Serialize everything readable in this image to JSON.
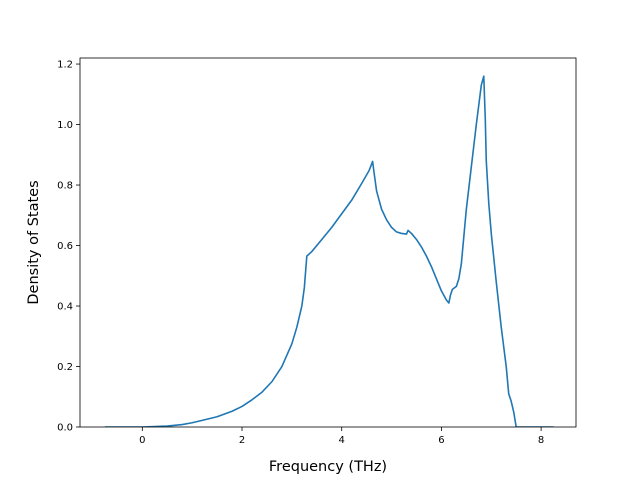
{
  "chart_data": {
    "type": "line",
    "title": "",
    "xlabel": "Frequency (THz)",
    "ylabel": "Density of States",
    "xlim": [
      -1.25,
      8.7
    ],
    "ylim": [
      0.0,
      1.22
    ],
    "xticks": [
      0,
      2,
      4,
      6,
      8
    ],
    "xtick_labels": [
      "0",
      "2",
      "4",
      "6",
      "8"
    ],
    "yticks": [
      0.0,
      0.2,
      0.4,
      0.6,
      0.8,
      1.0,
      1.2
    ],
    "ytick_labels": [
      "0.0",
      "0.2",
      "0.4",
      "0.6",
      "0.8",
      "1.0",
      "1.2"
    ],
    "grid": false,
    "legend": "none",
    "series_color": "#1f77b4",
    "series": [
      {
        "x": [
          -0.75,
          0.0,
          0.5,
          0.8,
          1.0,
          1.2,
          1.5,
          1.8,
          2.0,
          2.2,
          2.4,
          2.6,
          2.8,
          3.0,
          3.1,
          3.2,
          3.25,
          3.3,
          3.4,
          3.6,
          3.8,
          4.0,
          4.2,
          4.4,
          4.55,
          4.62,
          4.65,
          4.7,
          4.8,
          4.9,
          5.0,
          5.1,
          5.2,
          5.3,
          5.33,
          5.4,
          5.5,
          5.6,
          5.7,
          5.8,
          5.9,
          6.0,
          6.1,
          6.15,
          6.18,
          6.22,
          6.3,
          6.35,
          6.4,
          6.45,
          6.5,
          6.6,
          6.7,
          6.8,
          6.85,
          6.88,
          6.9,
          6.95,
          7.0,
          7.1,
          7.2,
          7.3,
          7.35,
          7.4,
          7.45,
          7.5,
          7.6,
          8.0,
          8.25
        ],
        "y": [
          0.0,
          0.0,
          0.003,
          0.008,
          0.014,
          0.022,
          0.034,
          0.052,
          0.068,
          0.09,
          0.115,
          0.15,
          0.2,
          0.275,
          0.33,
          0.4,
          0.46,
          0.565,
          0.58,
          0.62,
          0.66,
          0.705,
          0.75,
          0.805,
          0.848,
          0.878,
          0.84,
          0.78,
          0.72,
          0.685,
          0.66,
          0.645,
          0.64,
          0.638,
          0.65,
          0.64,
          0.62,
          0.595,
          0.565,
          0.53,
          0.49,
          0.45,
          0.42,
          0.41,
          0.435,
          0.455,
          0.465,
          0.49,
          0.54,
          0.63,
          0.72,
          0.86,
          1.0,
          1.13,
          1.16,
          1.02,
          0.88,
          0.74,
          0.64,
          0.48,
          0.33,
          0.2,
          0.11,
          0.085,
          0.05,
          0.0,
          0.0,
          0.0,
          0.0
        ]
      }
    ]
  }
}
——————————
Short task: Make a word-for-word copy of the entries, without any pictures.

Response:
Serialize everything readable in this image to JSON.
{
  "chart_data": {
    "type": "line",
    "title": "",
    "xlabel": "Frequency (THz)",
    "ylabel": "Density of States",
    "xlim": [
      -1.25,
      8.7
    ],
    "ylim": [
      0.0,
      1.22
    ],
    "xticks": [
      0,
      2,
      4,
      6,
      8
    ],
    "xtick_labels": [
      "0",
      "2",
      "4",
      "6",
      "8"
    ],
    "yticks": [
      0.0,
      0.2,
      0.4,
      0.6,
      0.8,
      1.0,
      1.2
    ],
    "ytick_labels": [
      "0.0",
      "0.2",
      "0.4",
      "0.6",
      "0.8",
      "1.0",
      "1.2"
    ],
    "grid": false,
    "legend": "none",
    "series_color": "#1f77b4",
    "series": [
      {
        "x": [
          -0.75,
          0.0,
          0.5,
          0.8,
          1.0,
          1.2,
          1.5,
          1.8,
          2.0,
          2.2,
          2.4,
          2.6,
          2.8,
          3.0,
          3.1,
          3.2,
          3.25,
          3.3,
          3.4,
          3.6,
          3.8,
          4.0,
          4.2,
          4.4,
          4.55,
          4.62,
          4.65,
          4.7,
          4.8,
          4.9,
          5.0,
          5.1,
          5.2,
          5.3,
          5.33,
          5.4,
          5.5,
          5.6,
          5.7,
          5.8,
          5.9,
          6.0,
          6.1,
          6.15,
          6.18,
          6.22,
          6.3,
          6.35,
          6.4,
          6.45,
          6.5,
          6.6,
          6.7,
          6.8,
          6.85,
          6.88,
          6.9,
          6.95,
          7.0,
          7.1,
          7.2,
          7.3,
          7.35,
          7.4,
          7.45,
          7.5,
          7.6,
          8.0,
          8.25
        ],
        "y": [
          0.0,
          0.0,
          0.003,
          0.008,
          0.014,
          0.022,
          0.034,
          0.052,
          0.068,
          0.09,
          0.115,
          0.15,
          0.2,
          0.275,
          0.33,
          0.4,
          0.46,
          0.565,
          0.58,
          0.62,
          0.66,
          0.705,
          0.75,
          0.805,
          0.848,
          0.878,
          0.84,
          0.78,
          0.72,
          0.685,
          0.66,
          0.645,
          0.64,
          0.638,
          0.65,
          0.64,
          0.62,
          0.595,
          0.565,
          0.53,
          0.49,
          0.45,
          0.42,
          0.41,
          0.435,
          0.455,
          0.465,
          0.49,
          0.54,
          0.63,
          0.72,
          0.86,
          1.0,
          1.13,
          1.16,
          1.02,
          0.88,
          0.74,
          0.64,
          0.48,
          0.33,
          0.2,
          0.11,
          0.085,
          0.05,
          0.0,
          0.0,
          0.0,
          0.0
        ]
      }
    ]
  }
}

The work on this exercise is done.